INSTRUCTIONS TO FOLLOW >>
Below are records to be output exactly, every one of them.

INPUT >>
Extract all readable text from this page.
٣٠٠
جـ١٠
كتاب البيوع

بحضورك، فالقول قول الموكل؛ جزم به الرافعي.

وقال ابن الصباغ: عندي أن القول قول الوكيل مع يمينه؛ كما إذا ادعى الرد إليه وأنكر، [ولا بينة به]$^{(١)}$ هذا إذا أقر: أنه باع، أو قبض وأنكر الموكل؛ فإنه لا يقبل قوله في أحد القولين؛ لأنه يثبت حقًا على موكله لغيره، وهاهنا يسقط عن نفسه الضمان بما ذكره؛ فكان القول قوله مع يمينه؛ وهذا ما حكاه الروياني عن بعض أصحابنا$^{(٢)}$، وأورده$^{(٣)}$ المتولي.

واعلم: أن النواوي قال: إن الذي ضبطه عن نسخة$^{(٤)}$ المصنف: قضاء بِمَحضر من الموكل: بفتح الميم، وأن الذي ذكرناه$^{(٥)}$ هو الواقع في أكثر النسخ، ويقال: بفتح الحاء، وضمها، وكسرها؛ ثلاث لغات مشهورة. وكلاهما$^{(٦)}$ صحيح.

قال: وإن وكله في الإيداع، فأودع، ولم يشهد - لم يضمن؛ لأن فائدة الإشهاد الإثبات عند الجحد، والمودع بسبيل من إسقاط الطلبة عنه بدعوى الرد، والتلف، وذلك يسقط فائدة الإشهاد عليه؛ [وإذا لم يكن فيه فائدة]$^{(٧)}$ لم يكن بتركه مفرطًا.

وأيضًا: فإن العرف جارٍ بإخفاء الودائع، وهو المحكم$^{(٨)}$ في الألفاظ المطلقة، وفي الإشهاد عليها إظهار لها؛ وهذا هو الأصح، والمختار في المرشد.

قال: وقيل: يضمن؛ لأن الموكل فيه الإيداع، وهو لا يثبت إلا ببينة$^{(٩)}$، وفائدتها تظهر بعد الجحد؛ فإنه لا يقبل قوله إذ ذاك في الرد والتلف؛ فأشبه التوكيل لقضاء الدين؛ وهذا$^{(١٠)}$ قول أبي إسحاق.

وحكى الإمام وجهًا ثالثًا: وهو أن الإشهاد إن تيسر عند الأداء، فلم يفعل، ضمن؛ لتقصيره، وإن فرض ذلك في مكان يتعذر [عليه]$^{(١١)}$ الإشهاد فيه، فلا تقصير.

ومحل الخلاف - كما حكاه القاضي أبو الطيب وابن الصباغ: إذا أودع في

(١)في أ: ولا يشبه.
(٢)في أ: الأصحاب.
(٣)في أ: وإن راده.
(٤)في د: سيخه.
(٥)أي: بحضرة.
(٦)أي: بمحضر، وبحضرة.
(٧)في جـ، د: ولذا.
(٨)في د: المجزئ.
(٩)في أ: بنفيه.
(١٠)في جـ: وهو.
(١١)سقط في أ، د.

SOLVED EXERCISE >>
Extract all readable text from this page.
٣٠٠
جـ١٠
كتاب البيوع

بحضورك، فالقول قول الموكل؛ جزم به الرافعي.

وقال ابن الصباغ: عندي أن القول قول الوكيل مع يمينه؛ كما إذا ادعى الرد إليه وأنكر، [ولا بينة به]$^{(١)}$ هذا إذا أقر: أنه باع، أو قبض وأنكر الموكل؛ فإنه لا يقبل قوله في أحد القولين؛ لأنه يثبت حقًا على موكله لغيره، وهاهنا يسقط عن نفسه الضمان بما ذكره؛ فكان القول قوله مع يمينه؛ وهذا ما حكاه الروياني عن بعض أصحابنا$^{(٢)}$، وأورده$^{(٣)}$ المتولي.

واعلم: أن النواوي قال: إن الذي ضبطه عن نسخة$^{(٤)}$ المصنف: قضاء بِمَحضر من الموكل: بفتح الميم، وأن الذي ذكرناه$^{(٥)}$ هو الواقع في أكثر النسخ، ويقال: بفتح الحاء، وضمها، وكسرها؛ ثلاث لغات مشهورة. وكلاهما$^{(٦)}$ صحيح.

قال: وإن وكله في الإيداع، فأودع، ولم يشهد - لم يضمن؛ لأن فائدة الإشهاد الإثبات عند الجحد، والمودع بسبيل من إسقاط الطلبة عنه بدعوى الرد، والتلف، وذلك يسقط فائدة الإشهاد عليه؛ [وإذا لم يكن فيه فائدة]$^{(٧)}$ لم يكن بتركه مفرطًا.

وأيضًا: فإن العرف جارٍ بإخفاء الودائع، وهو المحكم$^{(٨)}$ في الألفاظ المطلقة، وفي الإشهاد عليها إظهار لها؛ وهذا هو الأصح، والمختار في المرشد.

قال: وقيل: يضمن؛ لأن الموكل فيه الإيداع، وهو لا يثبت إلا ببينة$^{(٩)}$، وفائدتها تظهر بعد الجحد؛ فإنه لا يقبل قوله إذ ذاك في الرد والتلف؛ فأشبه التوكيل لقضاء الدين؛ وهذا$^{(١٠)}$ قول أبي إسحاق.

وحكى الإمام وجهًا ثالثًا: وهو أن الإشهاد إن تيسر عند الأداء، فلم يفعل، ضمن؛ لتقصيره، وإن فرض ذلك في مكان يتعذر [عليه]$^{(١١)}$ الإشهاد فيه، فلا تقصير.

ومحل الخلاف - كما حكاه القاضي أبو الطيب وابن الصباغ: إذا أودع في

(١)في أ: ولا يشبه.
(٢)في أ: الأصحاب.
(٣)في أ: وإن راده.
(٤)في د: سيخه.
(٥)أي: بحضرة.
(٦)أي: بمحضر، وبحضرة.
(٧)في جـ، د: ولذا.
(٨)في د: المجزئ.
(٩)في أ: بنفيه.
(١٠)في جـ: وهو.
(١١)سقط في أ، د.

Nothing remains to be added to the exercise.